### INFORMATION GIVEN
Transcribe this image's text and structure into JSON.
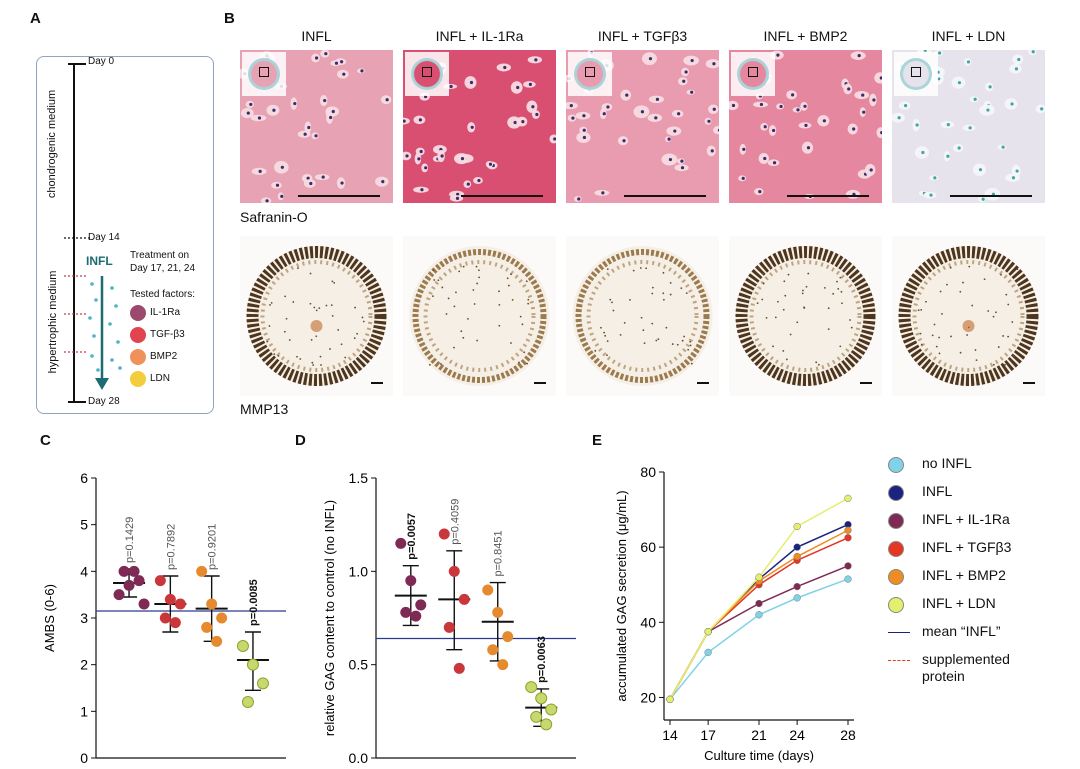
{
  "panels": {
    "A": "A",
    "B": "B",
    "C": "C",
    "D": "D",
    "E": "E"
  },
  "timeline": {
    "day0": "Day 0",
    "day14": "Day 14",
    "day28": "Day 28",
    "chondro": "chondrogenic medium",
    "hyper": "hypertrophic medium",
    "infl": "INFL",
    "treatment_line1": "Treatment on",
    "treatment_line2": "Day 17, 21, 24",
    "tested": "Tested factors:",
    "factors": [
      {
        "name": "IL-1Ra",
        "color": "#9b4a6e"
      },
      {
        "name": "TGF-β3",
        "color": "#e0454f"
      },
      {
        "name": "BMP2",
        "color": "#f0905a"
      },
      {
        "name": "LDN",
        "color": "#f3cd3b"
      }
    ]
  },
  "histology": {
    "columns": [
      "INFL",
      "INFL + IL-1Ra",
      "INFL + TGFβ3",
      "INFL + BMP2",
      "INFL + LDN"
    ],
    "row1_label": "Safranin-O",
    "row2_label": "MMP13",
    "saf_colors": [
      "#e7a2b3",
      "#d94f72",
      "#e99bb0",
      "#e5879f",
      "#e7e3ec"
    ]
  },
  "chart_data": [
    {
      "type": "scatter",
      "panel": "C",
      "ylabel": "AMBS (0-6)",
      "ylim": [
        0,
        6
      ],
      "yticks": [
        0,
        1,
        2,
        3,
        4,
        5,
        6
      ],
      "groups": [
        {
          "color": "#7e2a55",
          "points": [
            3.5,
            3.7,
            3.8,
            4.0,
            4.0,
            3.3
          ],
          "mean": 3.75,
          "sd": [
            3.45,
            4.05
          ],
          "pvalue": "p=0.1429",
          "bold": false
        },
        {
          "color": "#c9373a",
          "points": [
            3.8,
            3.4,
            3.3,
            3.0,
            2.9
          ],
          "mean": 3.3,
          "sd": [
            2.7,
            3.9
          ],
          "pvalue": "p=0.7892",
          "bold": false
        },
        {
          "color": "#e58a2f",
          "points": [
            4.0,
            3.3,
            3.0,
            2.8,
            2.5
          ],
          "mean": 3.2,
          "sd": [
            2.5,
            3.9
          ],
          "pvalue": "p=0.9201",
          "bold": false
        },
        {
          "color": "#c9d86d",
          "points": [
            2.4,
            2.0,
            1.6,
            1.2
          ],
          "mean": 2.1,
          "sd": [
            1.45,
            2.7
          ],
          "pvalue": "p=0.0085",
          "bold": true
        }
      ],
      "reference_line": 3.15
    },
    {
      "type": "scatter",
      "panel": "D",
      "ylabel": "relative GAG content to control (no INFL)",
      "ylim": [
        0,
        1.5
      ],
      "yticks": [
        0.0,
        0.5,
        1.0,
        1.5
      ],
      "ytick_labels": [
        "0.0",
        "0.5",
        "1.0",
        "1.5"
      ],
      "groups": [
        {
          "color": "#7e2a55",
          "points": [
            1.15,
            0.95,
            0.82,
            0.78,
            0.76
          ],
          "mean": 0.87,
          "sd": [
            0.71,
            1.03
          ],
          "pvalue": "p=0.0057",
          "bold": true
        },
        {
          "color": "#c9373a",
          "points": [
            1.2,
            1.0,
            0.85,
            0.7,
            0.48
          ],
          "mean": 0.85,
          "sd": [
            0.58,
            1.11
          ],
          "pvalue": "p=0.4059",
          "bold": false
        },
        {
          "color": "#e58a2f",
          "points": [
            0.9,
            0.78,
            0.65,
            0.58,
            0.5
          ],
          "mean": 0.73,
          "sd": [
            0.52,
            0.94
          ],
          "pvalue": "p=0.8451",
          "bold": false
        },
        {
          "color": "#c9d86d",
          "points": [
            0.38,
            0.32,
            0.26,
            0.22,
            0.18
          ],
          "mean": 0.27,
          "sd": [
            0.17,
            0.37
          ],
          "pvalue": "p=0.0063",
          "bold": true
        }
      ],
      "reference_line": 0.64
    },
    {
      "type": "line",
      "panel": "E",
      "xlabel": "Culture time (days)",
      "ylabel": "accumulated GAG secretion (μg/mL)",
      "x": [
        14,
        17,
        21,
        24,
        28
      ],
      "ylim": [
        14,
        80
      ],
      "yticks": [
        20,
        40,
        60,
        80
      ],
      "series": [
        {
          "name": "no INFL",
          "color": "#7fd3e8",
          "values": [
            19.5,
            32,
            42,
            46.5,
            51.5
          ]
        },
        {
          "name": "INFL",
          "color": "#1a237e",
          "values": [
            19.5,
            37.5,
            51.5,
            60,
            66
          ]
        },
        {
          "name": "INFL + IL-1Ra",
          "color": "#7e2a55",
          "values": [
            19.5,
            37.5,
            45,
            49.5,
            55
          ]
        },
        {
          "name": "INFL + TGFβ3",
          "color": "#e53523",
          "values": [
            19.5,
            37.5,
            50,
            56.5,
            62.5
          ]
        },
        {
          "name": "INFL + BMP2",
          "color": "#ef8c23",
          "values": [
            19.5,
            37.5,
            51,
            57.5,
            64.5
          ]
        },
        {
          "name": "INFL + LDN",
          "color": "#e4ef6d",
          "values": [
            19.5,
            37.5,
            52,
            65.5,
            73
          ]
        }
      ],
      "legend_extra": [
        {
          "name": "mean “INFL”",
          "color": "#1a237e",
          "style": "solid"
        },
        {
          "name": "supplemented",
          "name2": "protein",
          "color": "#e53523",
          "style": "dashed"
        }
      ],
      "legend": "right"
    }
  ]
}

### PROBLEM DETAILS
If a line above holds the string "pvalue", copy it out.

### SOLUTION TO THE PROBLEM
          "pvalue": "p=0.1429",
          "pvalue": "p=0.7892",
          "pvalue": "p=0.9201",
          "pvalue": "p=0.0085",
          "pvalue": "p=0.0057",
          "pvalue": "p=0.4059",
          "pvalue": "p=0.8451",
          "pvalue": "p=0.0063",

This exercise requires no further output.